**WHAT THE TASK REQUIRES**
Copy out all lines carrying the word "BREAKFAST".
++++++++++
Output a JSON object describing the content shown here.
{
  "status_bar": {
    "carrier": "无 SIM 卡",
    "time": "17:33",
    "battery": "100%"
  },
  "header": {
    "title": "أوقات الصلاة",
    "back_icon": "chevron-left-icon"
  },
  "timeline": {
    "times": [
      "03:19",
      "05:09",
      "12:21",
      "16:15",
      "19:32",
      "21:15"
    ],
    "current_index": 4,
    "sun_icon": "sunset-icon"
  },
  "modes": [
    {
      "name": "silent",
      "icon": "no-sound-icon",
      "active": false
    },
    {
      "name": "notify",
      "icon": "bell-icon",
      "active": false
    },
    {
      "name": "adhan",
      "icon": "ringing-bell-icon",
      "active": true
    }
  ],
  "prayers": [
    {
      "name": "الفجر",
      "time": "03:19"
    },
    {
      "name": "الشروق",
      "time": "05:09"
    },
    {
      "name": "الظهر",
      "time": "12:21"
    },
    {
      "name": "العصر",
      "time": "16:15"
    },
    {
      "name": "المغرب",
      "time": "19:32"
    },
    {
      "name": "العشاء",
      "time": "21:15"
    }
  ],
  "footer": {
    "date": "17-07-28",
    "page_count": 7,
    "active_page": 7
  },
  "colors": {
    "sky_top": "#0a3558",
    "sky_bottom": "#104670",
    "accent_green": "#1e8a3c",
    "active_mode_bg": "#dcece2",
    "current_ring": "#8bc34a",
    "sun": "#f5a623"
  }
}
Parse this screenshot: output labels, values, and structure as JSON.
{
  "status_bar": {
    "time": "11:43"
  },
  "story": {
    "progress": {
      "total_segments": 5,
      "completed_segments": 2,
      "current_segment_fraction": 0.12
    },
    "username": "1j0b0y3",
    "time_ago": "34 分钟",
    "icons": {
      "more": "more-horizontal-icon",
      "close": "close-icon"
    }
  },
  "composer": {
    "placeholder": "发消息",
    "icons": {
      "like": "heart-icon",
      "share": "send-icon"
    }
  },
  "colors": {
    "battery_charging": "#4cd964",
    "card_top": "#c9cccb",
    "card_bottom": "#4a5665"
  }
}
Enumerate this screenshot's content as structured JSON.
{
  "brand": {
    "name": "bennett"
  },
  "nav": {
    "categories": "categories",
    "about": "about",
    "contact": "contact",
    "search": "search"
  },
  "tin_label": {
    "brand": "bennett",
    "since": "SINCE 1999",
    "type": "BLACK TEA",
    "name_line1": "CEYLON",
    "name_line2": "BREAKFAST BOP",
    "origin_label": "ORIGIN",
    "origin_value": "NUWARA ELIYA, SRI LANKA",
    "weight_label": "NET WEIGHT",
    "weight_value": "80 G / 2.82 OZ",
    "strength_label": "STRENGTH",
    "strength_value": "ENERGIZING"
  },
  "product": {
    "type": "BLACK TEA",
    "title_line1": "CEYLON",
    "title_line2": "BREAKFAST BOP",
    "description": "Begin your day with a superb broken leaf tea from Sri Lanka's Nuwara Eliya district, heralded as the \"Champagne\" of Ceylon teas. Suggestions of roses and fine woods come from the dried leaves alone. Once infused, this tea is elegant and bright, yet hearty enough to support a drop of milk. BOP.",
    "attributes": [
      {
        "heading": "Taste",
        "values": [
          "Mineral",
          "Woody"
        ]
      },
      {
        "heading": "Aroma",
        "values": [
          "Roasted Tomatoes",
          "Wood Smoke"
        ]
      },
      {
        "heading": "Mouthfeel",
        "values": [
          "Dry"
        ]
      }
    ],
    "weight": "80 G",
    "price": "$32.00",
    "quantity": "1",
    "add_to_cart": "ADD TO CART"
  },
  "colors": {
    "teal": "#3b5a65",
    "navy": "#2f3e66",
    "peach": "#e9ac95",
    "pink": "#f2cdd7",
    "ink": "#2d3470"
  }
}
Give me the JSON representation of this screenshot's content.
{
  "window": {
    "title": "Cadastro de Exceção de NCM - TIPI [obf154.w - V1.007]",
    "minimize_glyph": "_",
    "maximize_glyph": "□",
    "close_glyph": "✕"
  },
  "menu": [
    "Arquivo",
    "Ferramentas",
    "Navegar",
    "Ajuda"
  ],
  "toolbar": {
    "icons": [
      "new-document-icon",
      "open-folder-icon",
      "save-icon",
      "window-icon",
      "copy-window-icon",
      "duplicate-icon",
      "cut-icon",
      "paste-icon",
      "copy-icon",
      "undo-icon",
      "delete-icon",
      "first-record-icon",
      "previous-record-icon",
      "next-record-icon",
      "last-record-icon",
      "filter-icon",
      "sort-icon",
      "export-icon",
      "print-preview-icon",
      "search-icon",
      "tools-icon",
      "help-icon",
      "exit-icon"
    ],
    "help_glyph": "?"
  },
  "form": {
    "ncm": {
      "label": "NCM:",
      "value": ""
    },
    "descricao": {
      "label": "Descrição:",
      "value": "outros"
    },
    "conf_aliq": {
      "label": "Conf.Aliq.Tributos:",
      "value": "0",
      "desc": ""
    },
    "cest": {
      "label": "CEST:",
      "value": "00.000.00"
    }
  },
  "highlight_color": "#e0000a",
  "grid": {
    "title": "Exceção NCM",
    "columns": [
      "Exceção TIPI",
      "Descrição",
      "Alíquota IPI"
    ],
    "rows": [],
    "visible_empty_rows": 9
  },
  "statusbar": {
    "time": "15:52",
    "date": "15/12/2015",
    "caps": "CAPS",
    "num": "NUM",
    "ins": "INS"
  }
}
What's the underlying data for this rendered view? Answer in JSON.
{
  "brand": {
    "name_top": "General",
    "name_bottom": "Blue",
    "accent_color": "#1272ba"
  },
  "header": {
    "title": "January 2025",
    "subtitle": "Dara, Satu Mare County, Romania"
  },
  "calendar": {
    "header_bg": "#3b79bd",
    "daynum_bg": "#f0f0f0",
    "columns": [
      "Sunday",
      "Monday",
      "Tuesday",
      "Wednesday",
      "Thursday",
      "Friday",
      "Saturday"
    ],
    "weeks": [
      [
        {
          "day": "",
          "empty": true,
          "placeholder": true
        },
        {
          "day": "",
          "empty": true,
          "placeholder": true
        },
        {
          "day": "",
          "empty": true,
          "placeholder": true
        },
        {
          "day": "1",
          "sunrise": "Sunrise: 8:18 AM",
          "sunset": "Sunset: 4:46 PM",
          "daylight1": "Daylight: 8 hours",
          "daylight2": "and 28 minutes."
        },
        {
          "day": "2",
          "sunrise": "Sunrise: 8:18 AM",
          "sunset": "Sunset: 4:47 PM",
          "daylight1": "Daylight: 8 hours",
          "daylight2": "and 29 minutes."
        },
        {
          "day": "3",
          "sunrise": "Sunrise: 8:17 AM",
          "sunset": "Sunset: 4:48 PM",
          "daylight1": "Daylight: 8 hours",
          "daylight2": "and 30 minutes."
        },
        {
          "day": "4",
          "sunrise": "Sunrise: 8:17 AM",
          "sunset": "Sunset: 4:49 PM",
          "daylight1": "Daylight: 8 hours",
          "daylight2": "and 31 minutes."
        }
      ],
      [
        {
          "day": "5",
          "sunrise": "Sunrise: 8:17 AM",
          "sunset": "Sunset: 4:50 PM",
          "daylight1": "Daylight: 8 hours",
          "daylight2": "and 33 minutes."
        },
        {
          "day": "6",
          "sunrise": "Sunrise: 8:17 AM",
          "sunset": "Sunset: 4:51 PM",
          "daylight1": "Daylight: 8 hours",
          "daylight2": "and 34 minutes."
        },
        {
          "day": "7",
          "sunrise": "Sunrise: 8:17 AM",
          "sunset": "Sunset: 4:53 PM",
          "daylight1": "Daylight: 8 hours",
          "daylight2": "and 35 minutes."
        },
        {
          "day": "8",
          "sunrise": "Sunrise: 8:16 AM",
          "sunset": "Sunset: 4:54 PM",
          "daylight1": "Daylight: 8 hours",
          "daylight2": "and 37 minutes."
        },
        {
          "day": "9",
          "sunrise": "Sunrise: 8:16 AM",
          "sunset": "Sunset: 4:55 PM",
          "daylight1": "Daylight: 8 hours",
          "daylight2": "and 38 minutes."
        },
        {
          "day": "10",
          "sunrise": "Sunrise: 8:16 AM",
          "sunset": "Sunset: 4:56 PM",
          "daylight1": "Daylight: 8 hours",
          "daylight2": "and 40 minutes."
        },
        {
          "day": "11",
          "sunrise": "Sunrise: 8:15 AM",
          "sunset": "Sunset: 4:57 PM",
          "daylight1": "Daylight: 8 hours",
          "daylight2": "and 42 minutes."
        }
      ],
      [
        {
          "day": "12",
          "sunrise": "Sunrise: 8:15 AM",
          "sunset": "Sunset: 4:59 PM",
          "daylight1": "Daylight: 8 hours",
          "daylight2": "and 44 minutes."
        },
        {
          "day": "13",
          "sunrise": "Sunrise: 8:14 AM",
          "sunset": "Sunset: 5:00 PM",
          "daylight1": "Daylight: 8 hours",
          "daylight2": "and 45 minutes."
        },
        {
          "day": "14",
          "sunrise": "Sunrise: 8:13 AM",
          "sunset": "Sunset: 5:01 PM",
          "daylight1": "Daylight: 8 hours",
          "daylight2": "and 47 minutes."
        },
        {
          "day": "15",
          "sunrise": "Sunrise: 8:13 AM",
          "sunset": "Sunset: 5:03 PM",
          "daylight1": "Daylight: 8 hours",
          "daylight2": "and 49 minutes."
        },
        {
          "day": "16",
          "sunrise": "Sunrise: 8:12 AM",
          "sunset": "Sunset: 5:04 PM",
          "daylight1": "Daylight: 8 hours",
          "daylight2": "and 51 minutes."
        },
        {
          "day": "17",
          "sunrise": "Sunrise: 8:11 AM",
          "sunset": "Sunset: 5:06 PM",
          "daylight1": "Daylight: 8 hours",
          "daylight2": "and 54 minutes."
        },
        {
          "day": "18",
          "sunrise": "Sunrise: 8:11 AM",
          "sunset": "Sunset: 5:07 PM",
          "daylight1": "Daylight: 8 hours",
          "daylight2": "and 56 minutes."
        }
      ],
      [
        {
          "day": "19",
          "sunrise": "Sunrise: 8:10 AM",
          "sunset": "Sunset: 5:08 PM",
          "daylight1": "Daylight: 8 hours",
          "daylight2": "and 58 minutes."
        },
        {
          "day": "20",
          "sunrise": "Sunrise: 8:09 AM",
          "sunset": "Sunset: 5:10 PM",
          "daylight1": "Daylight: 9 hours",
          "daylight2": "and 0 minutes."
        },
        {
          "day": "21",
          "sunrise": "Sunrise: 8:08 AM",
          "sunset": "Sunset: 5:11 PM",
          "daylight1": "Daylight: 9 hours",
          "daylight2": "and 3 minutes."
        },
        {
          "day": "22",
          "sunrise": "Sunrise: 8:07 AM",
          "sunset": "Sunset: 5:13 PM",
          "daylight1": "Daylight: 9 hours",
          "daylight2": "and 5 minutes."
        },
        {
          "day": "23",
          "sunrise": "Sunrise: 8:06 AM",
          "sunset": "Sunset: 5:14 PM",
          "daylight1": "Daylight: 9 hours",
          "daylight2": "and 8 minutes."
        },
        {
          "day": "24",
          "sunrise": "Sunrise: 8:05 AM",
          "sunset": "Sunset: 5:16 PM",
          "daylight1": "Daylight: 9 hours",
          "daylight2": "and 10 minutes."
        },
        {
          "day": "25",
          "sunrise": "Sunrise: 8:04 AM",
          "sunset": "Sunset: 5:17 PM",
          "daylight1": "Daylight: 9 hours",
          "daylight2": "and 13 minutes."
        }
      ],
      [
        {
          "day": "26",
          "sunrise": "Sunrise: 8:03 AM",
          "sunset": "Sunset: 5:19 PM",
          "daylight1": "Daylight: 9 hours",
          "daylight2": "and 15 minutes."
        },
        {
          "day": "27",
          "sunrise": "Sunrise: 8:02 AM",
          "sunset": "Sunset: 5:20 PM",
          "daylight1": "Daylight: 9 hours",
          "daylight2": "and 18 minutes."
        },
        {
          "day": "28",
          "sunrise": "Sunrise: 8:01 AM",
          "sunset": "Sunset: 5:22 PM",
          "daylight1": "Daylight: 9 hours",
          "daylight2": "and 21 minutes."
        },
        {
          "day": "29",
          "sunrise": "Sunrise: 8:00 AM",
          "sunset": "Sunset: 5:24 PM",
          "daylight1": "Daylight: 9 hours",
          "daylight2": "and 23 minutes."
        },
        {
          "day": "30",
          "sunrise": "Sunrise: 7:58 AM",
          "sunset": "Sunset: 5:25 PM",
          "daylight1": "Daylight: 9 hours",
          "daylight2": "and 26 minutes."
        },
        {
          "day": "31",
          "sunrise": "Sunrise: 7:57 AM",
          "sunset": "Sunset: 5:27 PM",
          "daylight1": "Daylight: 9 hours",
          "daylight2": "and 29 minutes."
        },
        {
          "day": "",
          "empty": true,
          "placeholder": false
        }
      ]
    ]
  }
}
++++++++++
**SOLUTION TO THE EXERCISE**
    "name_line2": "BREAKFAST BOP",
    "title_line2": "BREAKFAST BOP",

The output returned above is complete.